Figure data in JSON
★ ★ ★ ★ ★

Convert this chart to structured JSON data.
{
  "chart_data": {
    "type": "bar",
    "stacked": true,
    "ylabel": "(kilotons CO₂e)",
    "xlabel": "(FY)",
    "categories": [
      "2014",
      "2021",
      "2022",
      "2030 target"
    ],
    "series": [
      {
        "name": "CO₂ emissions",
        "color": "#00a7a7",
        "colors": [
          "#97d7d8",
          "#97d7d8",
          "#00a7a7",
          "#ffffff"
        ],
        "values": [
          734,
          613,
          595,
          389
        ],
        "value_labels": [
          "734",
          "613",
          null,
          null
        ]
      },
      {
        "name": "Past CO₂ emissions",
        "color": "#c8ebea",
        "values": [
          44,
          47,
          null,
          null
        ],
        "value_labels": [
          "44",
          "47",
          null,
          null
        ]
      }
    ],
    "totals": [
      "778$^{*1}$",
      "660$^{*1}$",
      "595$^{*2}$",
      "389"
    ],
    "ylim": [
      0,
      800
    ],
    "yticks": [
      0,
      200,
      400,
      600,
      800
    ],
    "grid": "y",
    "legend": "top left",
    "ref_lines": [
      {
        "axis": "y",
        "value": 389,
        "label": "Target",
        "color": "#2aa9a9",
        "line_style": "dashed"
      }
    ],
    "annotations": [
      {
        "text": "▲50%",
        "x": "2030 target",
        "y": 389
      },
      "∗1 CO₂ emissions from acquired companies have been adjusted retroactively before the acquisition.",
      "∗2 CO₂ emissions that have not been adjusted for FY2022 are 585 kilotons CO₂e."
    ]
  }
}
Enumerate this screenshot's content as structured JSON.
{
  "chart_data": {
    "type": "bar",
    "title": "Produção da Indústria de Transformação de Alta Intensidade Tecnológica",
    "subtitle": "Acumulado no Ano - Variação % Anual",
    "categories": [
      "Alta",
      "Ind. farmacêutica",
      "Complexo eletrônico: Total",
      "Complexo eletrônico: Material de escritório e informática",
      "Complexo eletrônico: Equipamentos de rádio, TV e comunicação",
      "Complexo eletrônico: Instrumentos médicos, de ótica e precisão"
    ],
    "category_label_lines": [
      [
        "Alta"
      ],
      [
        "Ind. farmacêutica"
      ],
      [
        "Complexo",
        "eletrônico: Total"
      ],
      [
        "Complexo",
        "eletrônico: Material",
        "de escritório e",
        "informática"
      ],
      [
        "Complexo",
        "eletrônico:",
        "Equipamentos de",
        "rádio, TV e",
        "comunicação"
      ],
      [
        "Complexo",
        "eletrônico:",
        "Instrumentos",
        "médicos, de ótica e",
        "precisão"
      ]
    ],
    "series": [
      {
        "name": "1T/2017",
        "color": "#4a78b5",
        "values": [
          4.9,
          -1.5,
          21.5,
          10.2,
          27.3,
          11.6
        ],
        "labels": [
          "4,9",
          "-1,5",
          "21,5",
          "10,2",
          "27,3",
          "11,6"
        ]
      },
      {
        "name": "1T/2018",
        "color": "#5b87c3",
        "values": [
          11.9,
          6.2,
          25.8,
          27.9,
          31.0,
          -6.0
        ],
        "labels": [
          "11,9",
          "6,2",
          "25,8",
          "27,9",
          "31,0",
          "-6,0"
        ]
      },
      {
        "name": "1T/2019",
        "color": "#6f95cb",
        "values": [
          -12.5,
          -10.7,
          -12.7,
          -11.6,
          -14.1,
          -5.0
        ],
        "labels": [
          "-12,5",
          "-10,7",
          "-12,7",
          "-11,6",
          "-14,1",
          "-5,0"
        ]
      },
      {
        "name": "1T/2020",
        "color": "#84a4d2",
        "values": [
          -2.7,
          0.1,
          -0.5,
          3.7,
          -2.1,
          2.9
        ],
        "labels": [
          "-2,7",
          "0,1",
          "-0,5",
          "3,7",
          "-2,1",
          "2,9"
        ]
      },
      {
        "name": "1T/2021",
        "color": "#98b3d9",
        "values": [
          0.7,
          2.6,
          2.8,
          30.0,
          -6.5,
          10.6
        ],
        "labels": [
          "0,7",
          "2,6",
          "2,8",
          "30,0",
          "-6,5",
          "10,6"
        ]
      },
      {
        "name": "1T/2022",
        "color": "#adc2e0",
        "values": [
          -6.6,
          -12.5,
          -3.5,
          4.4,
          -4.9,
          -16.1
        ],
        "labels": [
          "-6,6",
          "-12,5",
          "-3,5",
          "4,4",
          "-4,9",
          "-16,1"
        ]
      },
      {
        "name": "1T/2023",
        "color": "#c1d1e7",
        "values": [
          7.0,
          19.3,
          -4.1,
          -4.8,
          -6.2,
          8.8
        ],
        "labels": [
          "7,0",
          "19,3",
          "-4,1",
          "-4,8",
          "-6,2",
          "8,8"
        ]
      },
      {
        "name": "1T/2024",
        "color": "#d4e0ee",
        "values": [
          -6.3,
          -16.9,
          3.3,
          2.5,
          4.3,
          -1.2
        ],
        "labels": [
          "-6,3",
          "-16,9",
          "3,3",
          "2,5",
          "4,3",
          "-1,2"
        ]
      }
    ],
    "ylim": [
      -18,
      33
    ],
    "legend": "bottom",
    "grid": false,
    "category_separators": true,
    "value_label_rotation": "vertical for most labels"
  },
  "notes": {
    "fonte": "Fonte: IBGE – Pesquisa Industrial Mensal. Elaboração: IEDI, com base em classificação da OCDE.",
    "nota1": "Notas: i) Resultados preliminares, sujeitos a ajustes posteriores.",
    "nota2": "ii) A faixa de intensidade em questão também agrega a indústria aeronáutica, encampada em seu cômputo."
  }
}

★ ★ ★ ★ ★

### REQUEST
Output the entries verbatim.

### TASK SOLUTION
Convert this chart to structured JSON data.
{
  "chart_data": {
    "type": "bar",
    "stacked": true,
    "ylabel": "(kilotons CO₂e)",
    "xlabel": "(FY)",
    "categories": [
      "2014",
      "2021",
      "2022",
      "2030 target"
    ],
    "series": [
      {
        "name": "CO₂ emissions",
        "color": "#00a7a7",
        "colors": [
          "#97d7d8",
          "#97d7d8",
          "#00a7a7",
          "#ffffff"
        ],
        "values": [
          734,
          613,
          595,
          389
        ],
        "value_labels": [
          "734",
          "613",
          null,
          null
        ]
      },
      {
        "name": "Past CO₂ emissions",
        "color": "#c8ebea",
        "values": [
          44,
          47,
          null,
          null
        ],
        "value_labels": [
          "44",
          "47",
          null,
          null
        ]
      }
    ],
    "totals": [
      "778$^{*1}$",
      "660$^{*1}$",
      "595$^{*2}$",
      "389"
    ],
    "ylim": [
      0,
      800
    ],
    "yticks": [
      0,
      200,
      400,
      600,
      800
    ],
    "grid": "y",
    "legend": "top left",
    "ref_lines": [
      {
        "axis": "y",
        "value": 389,
        "label": "Target",
        "color": "#2aa9a9",
        "line_style": "dashed"
      }
    ],
    "annotations": [
      {
        "text": "▲50%",
        "x": "2030 target",
        "y": 389
      },
      "∗1 CO₂ emissions from acquired companies have been adjusted retroactively before the acquisition.",
      "∗2 CO₂ emissions that have not been adjusted for FY2022 are 585 kilotons CO₂e."
    ]
  }
}
Enumerate this screenshot's content as structured JSON.
{
  "chart_data": {
    "type": "bar",
    "title": "Produção da Indústria de Transformação de Alta Intensidade Tecnológica",
    "subtitle": "Acumulado no Ano - Variação % Anual",
    "categories": [
      "Alta",
      "Ind. farmacêutica",
      "Complexo eletrônico: Total",
      "Complexo eletrônico: Material de escritório e informática",
      "Complexo eletrônico: Equipamentos de rádio, TV e comunicação",
      "Complexo eletrônico: Instrumentos médicos, de ótica e precisão"
    ],
    "category_label_lines": [
      [
        "Alta"
      ],
      [
        "Ind. farmacêutica"
      ],
      [
        "Complexo",
        "eletrônico: Total"
      ],
      [
        "Complexo",
        "eletrônico: Material",
        "de escritório e",
        "informática"
      ],
      [
        "Complexo",
        "eletrônico:",
        "Equipamentos de",
        "rádio, TV e",
        "comunicação"
      ],
      [
        "Complexo",
        "eletrônico:",
        "Instrumentos",
        "médicos, de ótica e",
        "precisão"
      ]
    ],
    "series": [
      {
        "name": "1T/2017",
        "color": "#4a78b5",
        "values": [
          4.9,
          -1.5,
          21.5,
          10.2,
          27.3,
          11.6
        ],
        "labels": [
          "4,9",
          "-1,5",
          "21,5",
          "10,2",
          "27,3",
          "11,6"
        ]
      },
      {
        "name": "1T/2018",
        "color": "#5b87c3",
        "values": [
          11.9,
          6.2,
          25.8,
          27.9,
          31.0,
          -6.0
        ],
        "labels": [
          "11,9",
          "6,2",
          "25,8",
          "27,9",
          "31,0",
          "-6,0"
        ]
      },
      {
        "name": "1T/2019",
        "color": "#6f95cb",
        "values": [
          -12.5,
          -10.7,
          -12.7,
          -11.6,
          -14.1,
          -5.0
        ],
        "labels": [
          "-12,5",
          "-10,7",
          "-12,7",
          "-11,6",
          "-14,1",
          "-5,0"
        ]
      },
      {
        "name": "1T/2020",
        "color": "#84a4d2",
        "values": [
          -2.7,
          0.1,
          -0.5,
          3.7,
          -2.1,
          2.9
        ],
        "labels": [
          "-2,7",
          "0,1",
          "-0,5",
          "3,7",
          "-2,1",
          "2,9"
        ]
      },
      {
        "name": "1T/2021",
        "color": "#98b3d9",
        "values": [
          0.7,
          2.6,
          2.8,
          30.0,
          -6.5,
          10.6
        ],
        "labels": [
          "0,7",
          "2,6",
          "2,8",
          "30,0",
          "-6,5",
          "10,6"
        ]
      },
      {
        "name": "1T/2022",
        "color": "#adc2e0",
        "values": [
          -6.6,
          -12.5,
          -3.5,
          4.4,
          -4.9,
          -16.1
        ],
        "labels": [
          "-6,6",
          "-12,5",
          "-3,5",
          "4,4",
          "-4,9",
          "-16,1"
        ]
      },
      {
        "name": "1T/2023",
        "color": "#c1d1e7",
        "values": [
          7.0,
          19.3,
          -4.1,
          -4.8,
          -6.2,
          8.8
        ],
        "labels": [
          "7,0",
          "19,3",
          "-4,1",
          "-4,8",
          "-6,2",
          "8,8"
        ]
      },
      {
        "name": "1T/2024",
        "color": "#d4e0ee",
        "values": [
          -6.3,
          -16.9,
          3.3,
          2.5,
          4.3,
          -1.2
        ],
        "labels": [
          "-6,3",
          "-16,9",
          "3,3",
          "2,5",
          "4,3",
          "-1,2"
        ]
      }
    ],
    "ylim": [
      -18,
      33
    ],
    "legend": "bottom",
    "grid": false,
    "category_separators": true,
    "value_label_rotation": "vertical for most labels"
  },
  "notes": {
    "fonte": "Fonte: IBGE – Pesquisa Industrial Mensal. Elaboração: IEDI, com base em classificação da OCDE.",
    "nota1": "Notas: i) Resultados preliminares, sujeitos a ajustes posteriores.",
    "nota2": "ii) A faixa de intensidade em questão também agrega a indústria aeronáutica, encampada em seu cômputo."
  }
}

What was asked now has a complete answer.